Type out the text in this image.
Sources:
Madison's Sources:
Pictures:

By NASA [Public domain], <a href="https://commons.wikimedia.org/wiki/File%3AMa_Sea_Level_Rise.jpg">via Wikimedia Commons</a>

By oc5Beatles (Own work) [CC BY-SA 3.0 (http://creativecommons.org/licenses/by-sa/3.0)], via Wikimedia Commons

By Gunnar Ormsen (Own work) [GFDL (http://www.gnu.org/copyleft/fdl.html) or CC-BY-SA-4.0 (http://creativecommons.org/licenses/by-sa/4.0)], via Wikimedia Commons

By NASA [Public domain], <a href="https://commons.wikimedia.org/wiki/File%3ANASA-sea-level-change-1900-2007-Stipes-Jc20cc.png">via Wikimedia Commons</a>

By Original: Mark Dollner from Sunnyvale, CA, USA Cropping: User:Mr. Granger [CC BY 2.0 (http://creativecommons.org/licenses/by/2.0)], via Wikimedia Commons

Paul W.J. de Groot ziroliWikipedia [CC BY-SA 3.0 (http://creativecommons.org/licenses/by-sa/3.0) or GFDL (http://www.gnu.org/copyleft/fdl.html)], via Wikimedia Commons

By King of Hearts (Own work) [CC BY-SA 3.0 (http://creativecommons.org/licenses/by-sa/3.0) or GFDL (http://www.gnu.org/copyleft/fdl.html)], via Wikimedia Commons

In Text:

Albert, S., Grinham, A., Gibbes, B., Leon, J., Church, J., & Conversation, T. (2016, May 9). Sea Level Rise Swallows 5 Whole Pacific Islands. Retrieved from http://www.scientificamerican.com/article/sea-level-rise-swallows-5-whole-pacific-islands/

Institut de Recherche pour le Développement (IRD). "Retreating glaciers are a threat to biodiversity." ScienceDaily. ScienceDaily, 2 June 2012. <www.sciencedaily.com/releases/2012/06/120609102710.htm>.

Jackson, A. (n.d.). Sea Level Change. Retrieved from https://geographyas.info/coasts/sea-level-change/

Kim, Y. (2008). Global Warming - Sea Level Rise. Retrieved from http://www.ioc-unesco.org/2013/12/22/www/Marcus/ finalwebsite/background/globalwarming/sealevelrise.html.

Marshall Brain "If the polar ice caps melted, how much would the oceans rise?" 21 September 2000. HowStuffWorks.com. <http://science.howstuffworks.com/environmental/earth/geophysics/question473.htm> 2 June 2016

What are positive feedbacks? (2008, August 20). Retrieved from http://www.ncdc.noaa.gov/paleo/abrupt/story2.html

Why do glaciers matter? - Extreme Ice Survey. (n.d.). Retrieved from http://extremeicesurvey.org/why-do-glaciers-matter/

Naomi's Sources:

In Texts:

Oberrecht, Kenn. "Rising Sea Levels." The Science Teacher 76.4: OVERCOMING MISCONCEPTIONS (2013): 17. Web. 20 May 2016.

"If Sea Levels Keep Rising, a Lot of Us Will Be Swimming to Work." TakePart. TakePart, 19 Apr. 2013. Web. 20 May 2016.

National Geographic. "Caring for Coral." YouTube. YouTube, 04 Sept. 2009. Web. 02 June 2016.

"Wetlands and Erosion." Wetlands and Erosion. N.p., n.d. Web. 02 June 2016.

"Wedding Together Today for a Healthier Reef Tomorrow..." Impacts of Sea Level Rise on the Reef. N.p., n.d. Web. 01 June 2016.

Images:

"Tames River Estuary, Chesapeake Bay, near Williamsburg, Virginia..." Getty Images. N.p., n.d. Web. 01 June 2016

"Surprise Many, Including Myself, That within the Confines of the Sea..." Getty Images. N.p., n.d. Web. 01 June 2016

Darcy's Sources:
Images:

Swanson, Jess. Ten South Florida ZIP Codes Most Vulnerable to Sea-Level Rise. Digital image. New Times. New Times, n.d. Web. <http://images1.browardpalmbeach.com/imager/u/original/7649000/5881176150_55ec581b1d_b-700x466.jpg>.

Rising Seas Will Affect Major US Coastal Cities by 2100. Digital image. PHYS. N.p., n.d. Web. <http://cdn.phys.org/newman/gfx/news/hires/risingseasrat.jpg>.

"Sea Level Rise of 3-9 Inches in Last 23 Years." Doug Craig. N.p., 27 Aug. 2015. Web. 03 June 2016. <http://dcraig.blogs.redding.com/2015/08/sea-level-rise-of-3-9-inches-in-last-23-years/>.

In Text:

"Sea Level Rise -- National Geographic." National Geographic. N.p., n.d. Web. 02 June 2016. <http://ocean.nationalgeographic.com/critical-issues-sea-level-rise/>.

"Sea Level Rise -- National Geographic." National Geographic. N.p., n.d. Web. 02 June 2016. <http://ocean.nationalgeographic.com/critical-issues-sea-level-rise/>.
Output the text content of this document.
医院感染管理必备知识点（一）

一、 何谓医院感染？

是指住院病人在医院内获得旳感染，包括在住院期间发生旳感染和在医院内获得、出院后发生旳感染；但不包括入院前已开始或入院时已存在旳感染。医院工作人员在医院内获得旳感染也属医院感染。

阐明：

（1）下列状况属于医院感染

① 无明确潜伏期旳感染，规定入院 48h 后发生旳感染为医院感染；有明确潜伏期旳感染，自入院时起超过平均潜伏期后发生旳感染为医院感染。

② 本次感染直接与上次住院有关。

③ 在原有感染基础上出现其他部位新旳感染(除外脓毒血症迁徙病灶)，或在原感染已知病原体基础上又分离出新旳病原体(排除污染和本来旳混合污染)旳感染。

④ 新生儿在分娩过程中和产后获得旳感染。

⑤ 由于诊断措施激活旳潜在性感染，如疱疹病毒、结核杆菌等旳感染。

- - -

• [Directive]: Make a copy of each line that contains the string "NASA".

• [Written response]:
By NASA [Public domain], <a href="https://commons.wikimedia.org/wiki/File%3AMa_Sea_Level_Rise.jpg">via Wikimedia Commons</a>
By NASA [Public domain], <a href="https://commons.wikimedia.org/wiki/File%3ANASA-sea-level-change-1900-2007-Stipes-Jc20cc.png">via Wikimedia Commons</a>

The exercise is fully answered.